(Figure contents as structured data)
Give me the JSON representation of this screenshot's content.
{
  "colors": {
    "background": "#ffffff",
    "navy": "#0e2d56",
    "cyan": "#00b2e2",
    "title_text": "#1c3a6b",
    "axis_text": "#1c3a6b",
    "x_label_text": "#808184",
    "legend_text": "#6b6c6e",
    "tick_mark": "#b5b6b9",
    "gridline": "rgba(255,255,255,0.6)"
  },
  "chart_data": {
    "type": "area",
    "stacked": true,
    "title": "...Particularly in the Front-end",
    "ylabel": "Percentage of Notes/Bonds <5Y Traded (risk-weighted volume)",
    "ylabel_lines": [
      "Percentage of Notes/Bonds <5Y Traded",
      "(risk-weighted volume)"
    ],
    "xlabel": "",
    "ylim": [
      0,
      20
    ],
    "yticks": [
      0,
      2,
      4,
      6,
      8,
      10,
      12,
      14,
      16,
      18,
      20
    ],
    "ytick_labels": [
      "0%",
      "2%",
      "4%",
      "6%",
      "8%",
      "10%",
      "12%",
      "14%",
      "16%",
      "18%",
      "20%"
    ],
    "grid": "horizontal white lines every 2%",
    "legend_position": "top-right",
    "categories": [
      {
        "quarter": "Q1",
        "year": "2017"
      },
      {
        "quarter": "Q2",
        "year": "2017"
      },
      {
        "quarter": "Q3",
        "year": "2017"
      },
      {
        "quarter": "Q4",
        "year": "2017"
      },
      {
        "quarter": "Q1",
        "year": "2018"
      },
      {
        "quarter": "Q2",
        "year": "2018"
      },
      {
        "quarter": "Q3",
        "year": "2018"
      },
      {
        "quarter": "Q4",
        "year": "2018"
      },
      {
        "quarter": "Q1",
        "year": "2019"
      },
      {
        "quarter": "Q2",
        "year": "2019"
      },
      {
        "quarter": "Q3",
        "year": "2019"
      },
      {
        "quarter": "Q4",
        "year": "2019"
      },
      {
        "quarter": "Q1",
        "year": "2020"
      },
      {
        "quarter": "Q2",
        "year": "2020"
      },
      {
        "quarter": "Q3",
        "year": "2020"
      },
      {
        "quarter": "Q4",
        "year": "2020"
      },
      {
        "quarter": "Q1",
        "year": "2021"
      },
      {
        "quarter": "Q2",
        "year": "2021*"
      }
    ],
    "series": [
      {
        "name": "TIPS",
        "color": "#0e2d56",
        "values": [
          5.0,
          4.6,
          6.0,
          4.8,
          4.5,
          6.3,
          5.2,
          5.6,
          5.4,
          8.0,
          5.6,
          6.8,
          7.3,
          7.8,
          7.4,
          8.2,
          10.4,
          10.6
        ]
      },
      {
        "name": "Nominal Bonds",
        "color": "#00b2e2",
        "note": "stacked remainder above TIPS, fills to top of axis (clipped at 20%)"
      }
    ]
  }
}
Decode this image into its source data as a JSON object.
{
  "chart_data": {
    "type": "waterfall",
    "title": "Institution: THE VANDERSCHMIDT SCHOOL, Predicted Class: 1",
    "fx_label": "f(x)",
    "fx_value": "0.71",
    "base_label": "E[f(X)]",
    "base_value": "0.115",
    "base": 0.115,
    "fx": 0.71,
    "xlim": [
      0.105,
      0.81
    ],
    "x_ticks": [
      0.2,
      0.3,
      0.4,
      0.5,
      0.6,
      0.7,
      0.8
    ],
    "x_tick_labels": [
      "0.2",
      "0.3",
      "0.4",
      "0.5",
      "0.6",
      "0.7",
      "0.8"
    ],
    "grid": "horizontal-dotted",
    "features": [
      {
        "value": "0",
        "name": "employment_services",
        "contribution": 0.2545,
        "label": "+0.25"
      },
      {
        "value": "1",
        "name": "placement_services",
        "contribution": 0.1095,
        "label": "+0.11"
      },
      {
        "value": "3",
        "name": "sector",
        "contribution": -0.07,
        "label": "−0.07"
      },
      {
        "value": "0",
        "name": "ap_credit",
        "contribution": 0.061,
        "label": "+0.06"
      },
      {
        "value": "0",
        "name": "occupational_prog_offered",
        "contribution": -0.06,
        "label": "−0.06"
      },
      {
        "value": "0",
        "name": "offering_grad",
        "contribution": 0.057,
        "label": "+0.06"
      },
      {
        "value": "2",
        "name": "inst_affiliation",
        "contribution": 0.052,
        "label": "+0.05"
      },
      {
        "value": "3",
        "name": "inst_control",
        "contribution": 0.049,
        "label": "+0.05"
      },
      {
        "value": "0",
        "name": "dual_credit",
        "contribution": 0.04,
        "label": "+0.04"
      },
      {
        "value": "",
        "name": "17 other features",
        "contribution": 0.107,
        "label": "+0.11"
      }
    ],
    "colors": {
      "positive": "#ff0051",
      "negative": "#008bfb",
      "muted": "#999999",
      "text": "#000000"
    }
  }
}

** What to work on **
From the entries above, copy each line holding "stacked".

** Completed task **
    "stacked": true,
        "note": "stacked remainder above TIPS, fills to top of axis (clipped at 20%)"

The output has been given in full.